→ EXERCISE MATERIAL
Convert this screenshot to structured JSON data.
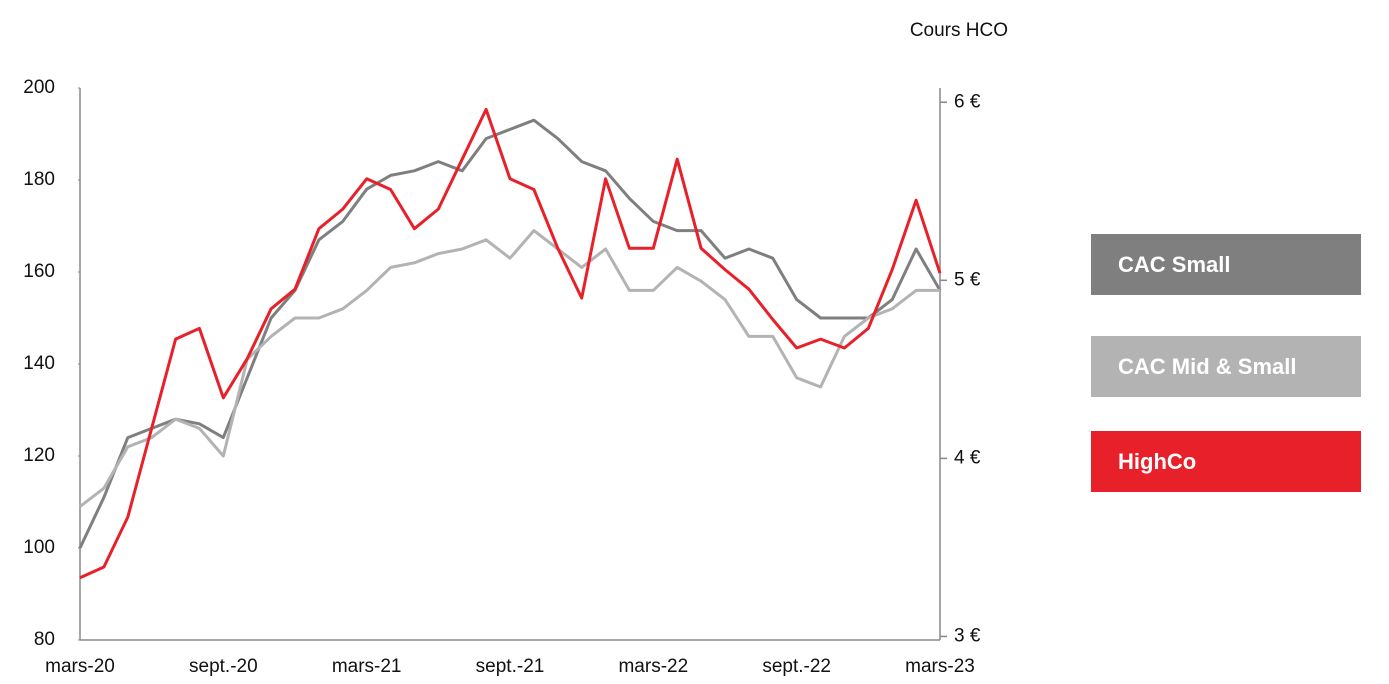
{
  "chart_data": {
    "type": "line",
    "y2_label": "Cours HCO",
    "categories": [
      "mars-20",
      null,
      null,
      null,
      null,
      null,
      "sept.-20",
      null,
      null,
      null,
      null,
      null,
      "mars-21",
      null,
      null,
      null,
      null,
      null,
      "sept.-21",
      null,
      null,
      null,
      null,
      null,
      "mars-22",
      null,
      null,
      null,
      null,
      null,
      "sept.-22",
      null,
      null,
      null,
      null,
      null,
      "mars-23"
    ],
    "series": [
      {
        "name": "CAC Small",
        "color": "#7f7f7f",
        "values": [
          100,
          111,
          124,
          126,
          128,
          127,
          124,
          137,
          150,
          156,
          167,
          171,
          178,
          181,
          182,
          184,
          182,
          189,
          191,
          193,
          189,
          184,
          182,
          176,
          171,
          169,
          169,
          163,
          165,
          163,
          154,
          150,
          150,
          150,
          154,
          165,
          156
        ]
      },
      {
        "name": "CAC Mid & Small",
        "color": "#b3b3b3",
        "values": [
          109,
          113,
          122,
          124,
          128,
          126,
          120,
          141,
          146,
          150,
          150,
          152,
          156,
          161,
          162,
          164,
          165,
          167,
          163,
          169,
          165,
          161,
          165,
          156,
          156,
          161,
          158,
          154,
          146,
          146,
          137,
          135,
          146,
          150,
          152,
          156,
          156
        ]
      },
      {
        "name": "HighCo",
        "color": "#e8202a",
        "axis": "y2",
        "values": [
          3.33,
          3.39,
          3.67,
          4.17,
          4.67,
          4.73,
          4.34,
          4.56,
          4.84,
          4.95,
          5.29,
          5.4,
          5.57,
          5.51,
          5.29,
          5.4,
          5.68,
          5.96,
          5.57,
          5.51,
          5.18,
          4.9,
          5.57,
          5.18,
          5.18,
          5.68,
          5.18,
          5.06,
          4.95,
          4.78,
          4.62,
          4.67,
          4.62,
          4.73,
          5.06,
          5.45,
          5.04
        ]
      }
    ],
    "ylim": [
      80,
      200
    ],
    "yticks": [
      80,
      100,
      120,
      140,
      160,
      180,
      200
    ],
    "y2lim": [
      2.98,
      6.08
    ],
    "y2ticks": [
      {
        "value": 3,
        "label": "3 €"
      },
      {
        "value": 4,
        "label": "4 €"
      },
      {
        "value": 5,
        "label": "5 €"
      },
      {
        "value": 6,
        "label": "6 €"
      }
    ],
    "grid": false,
    "legend": "right"
  }
}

→ SET EXERCISE
Count the lines in the entries above that include the string "name", then give only that figure.

→ WRITTEN ANSWER
3